Your objective
Copy out each line of the data that holds the word "完成下面".

┌──

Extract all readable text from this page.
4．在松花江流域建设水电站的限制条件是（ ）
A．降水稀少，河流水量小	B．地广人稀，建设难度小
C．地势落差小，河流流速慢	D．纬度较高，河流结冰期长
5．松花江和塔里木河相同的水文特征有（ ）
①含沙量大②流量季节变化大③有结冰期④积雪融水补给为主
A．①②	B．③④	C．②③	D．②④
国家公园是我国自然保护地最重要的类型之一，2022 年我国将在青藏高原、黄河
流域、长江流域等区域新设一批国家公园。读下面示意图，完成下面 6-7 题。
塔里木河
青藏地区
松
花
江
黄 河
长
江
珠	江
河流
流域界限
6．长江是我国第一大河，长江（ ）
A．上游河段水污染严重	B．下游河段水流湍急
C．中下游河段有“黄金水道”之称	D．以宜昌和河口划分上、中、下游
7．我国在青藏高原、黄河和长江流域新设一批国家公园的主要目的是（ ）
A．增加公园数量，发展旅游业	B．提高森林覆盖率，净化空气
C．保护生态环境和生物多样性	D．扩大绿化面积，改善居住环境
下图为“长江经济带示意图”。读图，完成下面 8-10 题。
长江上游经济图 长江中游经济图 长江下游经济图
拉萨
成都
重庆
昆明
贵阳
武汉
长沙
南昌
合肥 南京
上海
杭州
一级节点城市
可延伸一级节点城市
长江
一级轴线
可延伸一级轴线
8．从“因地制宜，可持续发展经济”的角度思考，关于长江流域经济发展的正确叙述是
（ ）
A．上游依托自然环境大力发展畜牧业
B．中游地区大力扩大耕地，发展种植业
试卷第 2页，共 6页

└──

Expected output
流域、长江流域等区域新设一批国家公园。读下面示意图，完成下面 6-7 题。
下图为“长江经济带示意图”。读图，完成下面 8-10 题。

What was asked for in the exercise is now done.